(Dataset listings of figures)
[start]

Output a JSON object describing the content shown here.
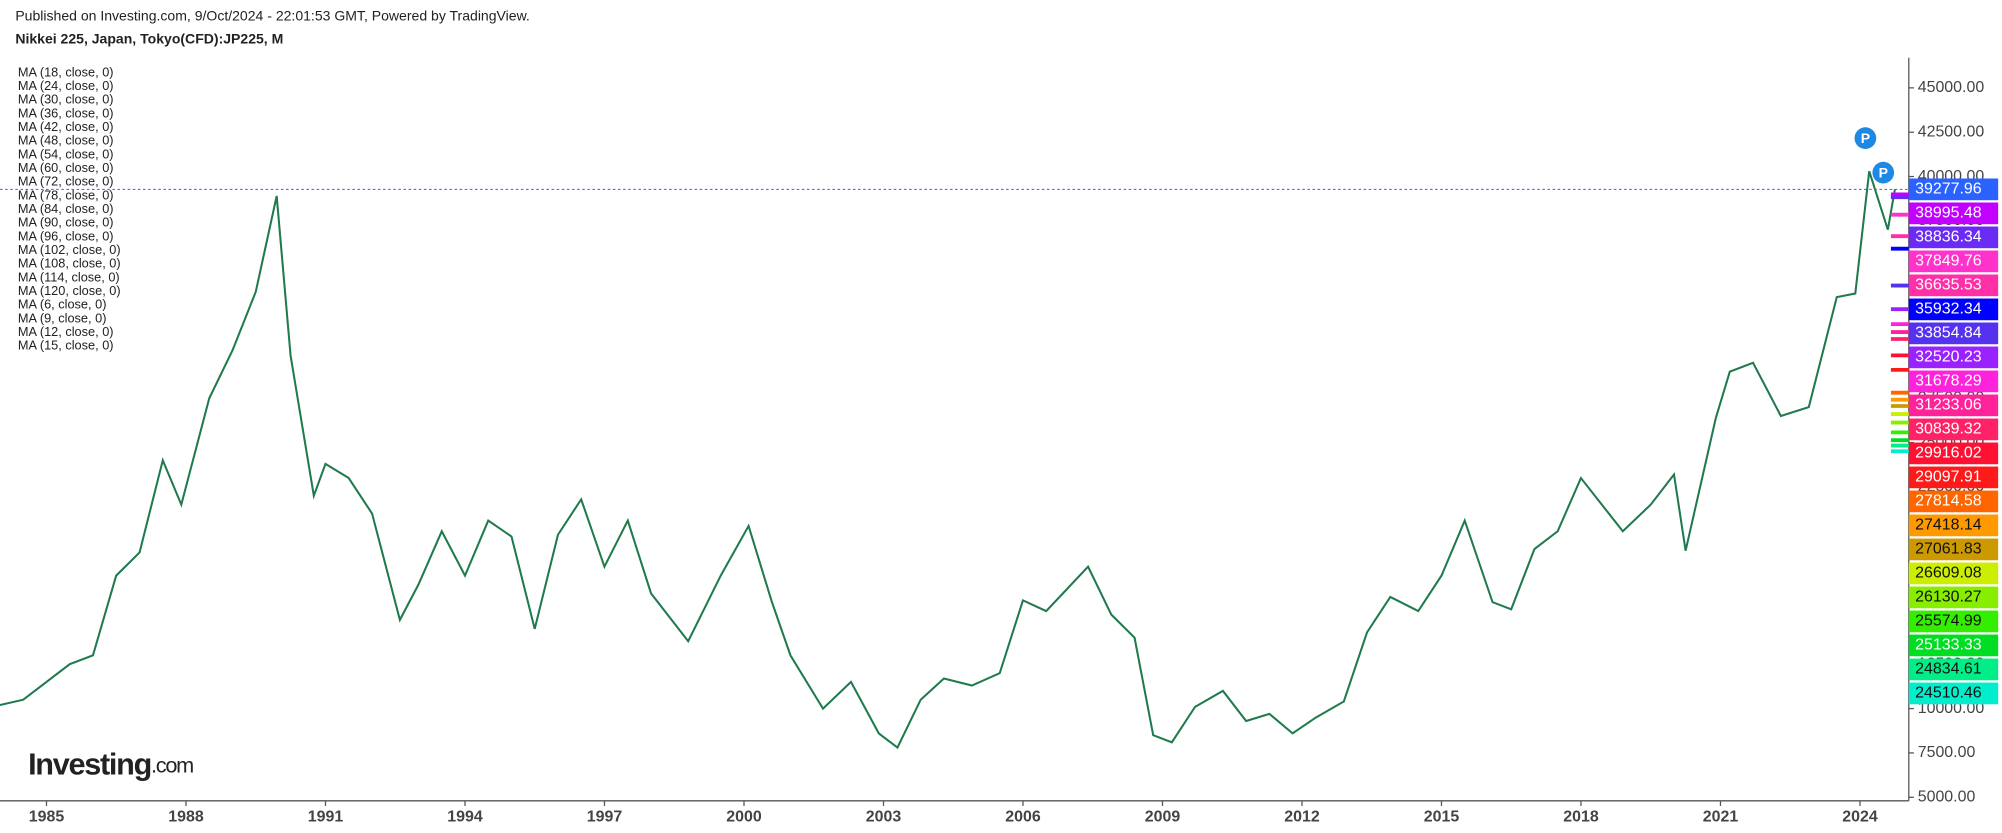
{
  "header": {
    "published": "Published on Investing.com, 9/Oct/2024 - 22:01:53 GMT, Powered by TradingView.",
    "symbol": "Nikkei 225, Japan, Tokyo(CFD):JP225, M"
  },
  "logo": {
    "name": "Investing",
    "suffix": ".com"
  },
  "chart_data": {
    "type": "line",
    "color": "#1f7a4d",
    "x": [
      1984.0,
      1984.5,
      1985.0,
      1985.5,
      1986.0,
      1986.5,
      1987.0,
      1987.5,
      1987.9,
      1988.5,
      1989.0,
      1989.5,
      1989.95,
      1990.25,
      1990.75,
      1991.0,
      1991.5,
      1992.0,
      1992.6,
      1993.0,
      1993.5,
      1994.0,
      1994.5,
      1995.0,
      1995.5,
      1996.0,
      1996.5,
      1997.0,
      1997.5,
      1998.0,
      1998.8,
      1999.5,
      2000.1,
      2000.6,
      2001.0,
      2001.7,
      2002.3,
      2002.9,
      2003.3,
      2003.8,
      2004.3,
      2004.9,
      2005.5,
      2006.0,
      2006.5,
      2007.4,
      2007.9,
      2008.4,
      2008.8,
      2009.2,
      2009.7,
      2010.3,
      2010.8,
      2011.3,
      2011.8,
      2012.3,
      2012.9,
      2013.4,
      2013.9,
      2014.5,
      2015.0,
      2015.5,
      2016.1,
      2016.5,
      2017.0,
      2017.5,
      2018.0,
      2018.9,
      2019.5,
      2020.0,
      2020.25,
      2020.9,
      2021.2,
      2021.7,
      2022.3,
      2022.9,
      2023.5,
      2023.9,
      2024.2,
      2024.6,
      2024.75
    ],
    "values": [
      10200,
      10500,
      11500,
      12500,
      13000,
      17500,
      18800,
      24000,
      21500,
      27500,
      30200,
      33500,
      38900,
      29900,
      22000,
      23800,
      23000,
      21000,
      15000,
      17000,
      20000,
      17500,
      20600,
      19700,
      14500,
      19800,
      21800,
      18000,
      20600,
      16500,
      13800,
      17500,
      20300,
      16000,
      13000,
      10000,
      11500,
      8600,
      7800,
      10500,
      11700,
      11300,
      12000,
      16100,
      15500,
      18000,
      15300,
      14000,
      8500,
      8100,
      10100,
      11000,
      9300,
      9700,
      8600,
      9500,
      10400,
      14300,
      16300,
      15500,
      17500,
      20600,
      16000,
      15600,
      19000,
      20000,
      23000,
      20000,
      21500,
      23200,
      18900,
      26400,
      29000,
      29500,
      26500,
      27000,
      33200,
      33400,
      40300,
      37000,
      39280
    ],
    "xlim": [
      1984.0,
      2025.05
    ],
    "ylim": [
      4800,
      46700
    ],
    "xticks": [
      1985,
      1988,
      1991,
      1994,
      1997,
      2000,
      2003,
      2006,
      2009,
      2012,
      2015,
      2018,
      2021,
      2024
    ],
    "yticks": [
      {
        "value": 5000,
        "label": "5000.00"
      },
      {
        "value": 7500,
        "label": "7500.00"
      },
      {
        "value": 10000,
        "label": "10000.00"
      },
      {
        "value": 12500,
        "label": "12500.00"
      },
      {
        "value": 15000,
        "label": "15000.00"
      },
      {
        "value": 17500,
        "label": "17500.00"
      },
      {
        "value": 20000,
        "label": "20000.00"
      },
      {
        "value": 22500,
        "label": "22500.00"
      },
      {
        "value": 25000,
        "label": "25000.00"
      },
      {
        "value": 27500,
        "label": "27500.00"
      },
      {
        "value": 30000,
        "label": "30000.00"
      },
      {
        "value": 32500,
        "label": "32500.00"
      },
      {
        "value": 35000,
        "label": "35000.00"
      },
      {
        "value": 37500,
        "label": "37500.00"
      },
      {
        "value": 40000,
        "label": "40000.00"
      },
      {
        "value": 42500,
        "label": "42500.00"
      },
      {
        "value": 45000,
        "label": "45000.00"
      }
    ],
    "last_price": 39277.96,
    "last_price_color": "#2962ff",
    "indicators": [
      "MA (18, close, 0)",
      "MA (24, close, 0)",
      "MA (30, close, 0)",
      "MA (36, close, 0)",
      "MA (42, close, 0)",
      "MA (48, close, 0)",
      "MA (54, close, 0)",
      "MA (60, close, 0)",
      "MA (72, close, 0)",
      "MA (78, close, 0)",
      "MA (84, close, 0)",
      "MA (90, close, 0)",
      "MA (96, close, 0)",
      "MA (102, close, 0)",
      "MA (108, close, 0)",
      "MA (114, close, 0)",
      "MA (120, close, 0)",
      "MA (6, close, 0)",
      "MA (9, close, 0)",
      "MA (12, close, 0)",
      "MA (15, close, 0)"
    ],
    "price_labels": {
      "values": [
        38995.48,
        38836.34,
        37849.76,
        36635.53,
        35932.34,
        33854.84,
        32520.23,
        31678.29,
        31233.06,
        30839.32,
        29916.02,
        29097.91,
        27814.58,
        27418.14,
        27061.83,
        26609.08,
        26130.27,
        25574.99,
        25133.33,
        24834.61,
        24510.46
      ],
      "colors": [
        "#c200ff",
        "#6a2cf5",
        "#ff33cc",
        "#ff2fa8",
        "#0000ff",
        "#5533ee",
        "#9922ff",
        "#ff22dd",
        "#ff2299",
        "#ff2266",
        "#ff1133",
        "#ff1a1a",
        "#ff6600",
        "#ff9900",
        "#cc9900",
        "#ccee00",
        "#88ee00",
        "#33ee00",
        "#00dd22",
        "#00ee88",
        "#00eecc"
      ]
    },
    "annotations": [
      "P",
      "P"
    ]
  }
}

[end]
[start]

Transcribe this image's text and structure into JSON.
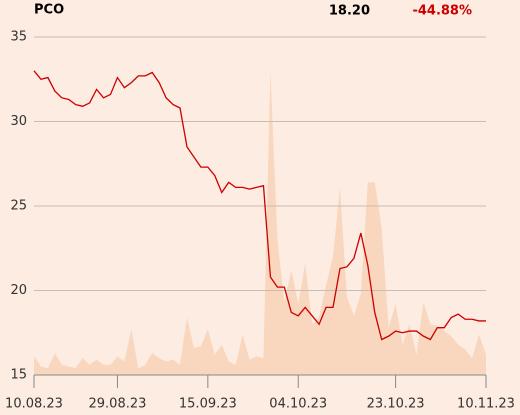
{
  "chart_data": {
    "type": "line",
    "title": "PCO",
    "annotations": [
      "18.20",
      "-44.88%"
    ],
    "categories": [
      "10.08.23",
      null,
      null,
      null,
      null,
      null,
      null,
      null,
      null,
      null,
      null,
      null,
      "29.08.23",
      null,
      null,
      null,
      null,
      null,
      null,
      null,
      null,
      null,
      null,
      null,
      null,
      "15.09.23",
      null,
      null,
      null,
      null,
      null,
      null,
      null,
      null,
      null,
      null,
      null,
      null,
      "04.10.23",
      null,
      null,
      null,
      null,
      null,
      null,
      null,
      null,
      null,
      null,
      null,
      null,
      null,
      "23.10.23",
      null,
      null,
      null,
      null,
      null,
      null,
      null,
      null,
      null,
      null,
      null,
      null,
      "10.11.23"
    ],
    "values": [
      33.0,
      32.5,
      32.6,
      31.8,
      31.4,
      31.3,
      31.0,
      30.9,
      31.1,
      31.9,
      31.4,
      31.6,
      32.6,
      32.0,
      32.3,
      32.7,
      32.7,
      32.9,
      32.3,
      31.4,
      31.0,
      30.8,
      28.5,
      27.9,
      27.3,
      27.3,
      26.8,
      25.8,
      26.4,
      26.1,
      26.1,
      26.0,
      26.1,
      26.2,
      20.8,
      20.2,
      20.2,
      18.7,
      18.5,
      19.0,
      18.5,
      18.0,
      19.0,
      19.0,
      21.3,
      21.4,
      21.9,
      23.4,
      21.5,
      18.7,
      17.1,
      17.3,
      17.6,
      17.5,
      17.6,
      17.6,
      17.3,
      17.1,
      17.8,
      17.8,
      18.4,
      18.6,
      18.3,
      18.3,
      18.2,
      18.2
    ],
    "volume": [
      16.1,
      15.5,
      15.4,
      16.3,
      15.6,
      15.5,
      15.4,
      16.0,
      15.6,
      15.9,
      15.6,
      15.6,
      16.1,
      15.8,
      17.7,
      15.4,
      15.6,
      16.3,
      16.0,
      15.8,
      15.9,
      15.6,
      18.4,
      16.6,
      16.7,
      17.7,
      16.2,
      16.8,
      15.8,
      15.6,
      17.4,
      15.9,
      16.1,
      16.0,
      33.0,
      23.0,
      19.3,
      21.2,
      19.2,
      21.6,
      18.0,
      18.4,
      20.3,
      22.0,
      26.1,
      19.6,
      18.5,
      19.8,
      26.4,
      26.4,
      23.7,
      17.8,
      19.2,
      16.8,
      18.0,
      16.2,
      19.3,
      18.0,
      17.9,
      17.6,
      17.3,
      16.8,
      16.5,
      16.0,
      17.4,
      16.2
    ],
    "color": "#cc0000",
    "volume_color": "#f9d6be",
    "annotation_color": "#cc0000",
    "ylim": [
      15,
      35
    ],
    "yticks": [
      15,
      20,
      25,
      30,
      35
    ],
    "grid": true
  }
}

[end]

Your objective »
Find the word "Investing" in the records and pull out each line that has it.

Task result »
    "published": "Published on Investing.com, 9/Oct/2024 - 22:01:53 GMT, Powered by TradingView.",
    "name": "Investing",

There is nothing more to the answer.